— Begin —

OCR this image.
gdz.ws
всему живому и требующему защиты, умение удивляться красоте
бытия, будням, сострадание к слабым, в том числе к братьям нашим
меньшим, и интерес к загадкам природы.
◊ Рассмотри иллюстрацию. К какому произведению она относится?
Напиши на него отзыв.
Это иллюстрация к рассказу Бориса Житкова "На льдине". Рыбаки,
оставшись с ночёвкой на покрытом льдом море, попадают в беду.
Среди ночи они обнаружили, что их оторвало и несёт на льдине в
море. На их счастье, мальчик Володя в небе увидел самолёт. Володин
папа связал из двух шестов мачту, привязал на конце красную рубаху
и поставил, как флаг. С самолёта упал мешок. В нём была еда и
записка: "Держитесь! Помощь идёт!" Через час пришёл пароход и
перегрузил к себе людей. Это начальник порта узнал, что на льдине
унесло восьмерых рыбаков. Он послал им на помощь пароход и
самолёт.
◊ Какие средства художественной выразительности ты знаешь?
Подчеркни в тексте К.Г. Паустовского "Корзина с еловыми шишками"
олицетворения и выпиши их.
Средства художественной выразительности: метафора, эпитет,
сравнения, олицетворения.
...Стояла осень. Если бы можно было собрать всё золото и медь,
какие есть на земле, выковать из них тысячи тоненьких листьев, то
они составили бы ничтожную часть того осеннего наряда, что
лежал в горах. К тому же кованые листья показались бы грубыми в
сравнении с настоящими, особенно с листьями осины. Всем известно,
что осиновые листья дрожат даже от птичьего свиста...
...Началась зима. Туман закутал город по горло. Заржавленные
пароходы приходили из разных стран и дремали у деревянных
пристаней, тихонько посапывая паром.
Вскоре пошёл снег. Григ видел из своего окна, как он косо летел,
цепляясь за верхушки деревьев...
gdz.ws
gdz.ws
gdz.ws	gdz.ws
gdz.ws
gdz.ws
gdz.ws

— End —

## [The exercise]
Reproduce the complete data exactly as presented above.

## [Task answer]
OCR this image.
gdz.ws
всему живому и требующему защиты, умение удивляться красоте
бытия, будням, сострадание к слабым, в том числе к братьям нашим
меньшим, и интерес к загадкам природы.
◊ Рассмотри иллюстрацию. К какому произведению она относится?
Напиши на него отзыв.
Это иллюстрация к рассказу Бориса Житкова "На льдине". Рыбаки,
оставшись с ночёвкой на покрытом льдом море, попадают в беду.
Среди ночи они обнаружили, что их оторвало и несёт на льдине в
море. На их счастье, мальчик Володя в небе увидел самолёт. Володин
папа связал из двух шестов мачту, привязал на конце красную рубаху
и поставил, как флаг. С самолёта упал мешок. В нём была еда и
записка: "Держитесь! Помощь идёт!" Через час пришёл пароход и
перегрузил к себе людей. Это начальник порта узнал, что на льдине
унесло восьмерых рыбаков. Он послал им на помощь пароход и
самолёт.
◊ Какие средства художественной выразительности ты знаешь?
Подчеркни в тексте К.Г. Паустовского "Корзина с еловыми шишками"
олицетворения и выпиши их.
Средства художественной выразительности: метафора, эпитет,
сравнения, олицетворения.
...Стояла осень. Если бы можно было собрать всё золото и медь,
какие есть на земле, выковать из них тысячи тоненьких листьев, то
они составили бы ничтожную часть того осеннего наряда, что
лежал в горах. К тому же кованые листья показались бы грубыми в
сравнении с настоящими, особенно с листьями осины. Всем известно,
что осиновые листья дрожат даже от птичьего свиста...
...Началась зима. Туман закутал город по горло. Заржавленные
пароходы приходили из разных стран и дремали у деревянных
пристаней, тихонько посапывая паром.
Вскоре пошёл снег. Григ видел из своего окна, как он косо летел,
цепляясь за верхушки деревьев...
gdz.ws
gdz.ws
gdz.ws	gdz.ws
gdz.ws
gdz.ws
gdz.ws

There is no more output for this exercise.